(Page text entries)
****************

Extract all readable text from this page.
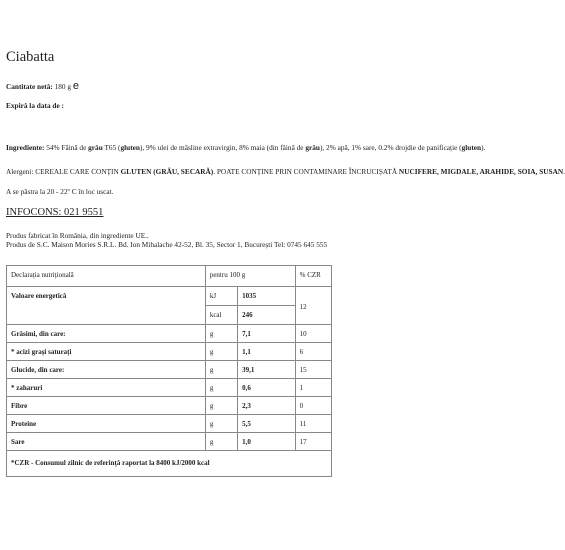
Ciabatta
Cantitate netă: 180 g e
Expiră la data de :
Ingrediente: 54% Făină de grâu T65 (gluten), 9% ulei de măsline extravirgin, 8% maia (din făină de grâu), 2% apă, 1% sare, 0.2% drojdie de panificație (gluten).
Alergeni: CEREALE CARE CONȚIN GLUTEN (GRÂU, SECARĂ). POATE CONȚINE PRIN CONTAMINARE ÎNCRUCIȘATĂ NUCIFERE, MIGDALE, ARAHIDE, SOIA, SUSAN.
A se păstra la 20 - 22º C în loc uscat.
INFOCONS: 021 9551
Produs fabricat în România, din ingrediente UE..
Produs de S.C. Maison Mories S.R.L. Bd. Ion Mihalache 42-52, Bl. 35, Sector 1, București Tel: 0745 645 555
Declarația nutrițională	pentru 100 g		% CZR
Valoare energetică	kJ	1035	12
	kcal	246	
Grăsimi, din care:	g	7,1	10
* acizi grași saturați	g	1,1	6
Glucide, din care:	g	39,1	15
* zaharuri	g	0,6	1
Fibre	g	2,3	0
Proteine	g	5,5	11
Sare	g	1,0	17
*CZR - Consumul zilnic de referință raportat la 8400 kJ/2000 kcal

****************

Leave every picture out, and transcribe the data above exactly as it reads.

-- FINISHED TASK --
Extract all readable text from this page.
Ciabatta
Cantitate netă: 180 g e
Expiră la data de :
Ingrediente: 54% Făină de grâu T65 (gluten), 9% ulei de măsline extravirgin, 8% maia (din făină de grâu), 2% apă, 1% sare, 0.2% drojdie de panificație (gluten).
Alergeni: CEREALE CARE CONȚIN GLUTEN (GRÂU, SECARĂ). POATE CONȚINE PRIN CONTAMINARE ÎNCRUCIȘATĂ NUCIFERE, MIGDALE, ARAHIDE, SOIA, SUSAN.
A se păstra la 20 - 22º C în loc uscat.
INFOCONS: 021 9551
Produs fabricat în România, din ingrediente UE..
Produs de S.C. Maison Mories S.R.L. Bd. Ion Mihalache 42-52, Bl. 35, Sector 1, București Tel: 0745 645 555
Declarația nutrițională	pentru 100 g		% CZR
Valoare energetică	kJ	1035	12
	kcal	246	
Grăsimi, din care:	g	7,1	10
* acizi grași saturați	g	1,1	6
Glucide, din care:	g	39,1	15
* zaharuri	g	0,6	1
Fibre	g	2,3	0
Proteine	g	5,5	11
Sare	g	1,0	17
*CZR - Consumul zilnic de referință raportat la 8400 kJ/2000 kcal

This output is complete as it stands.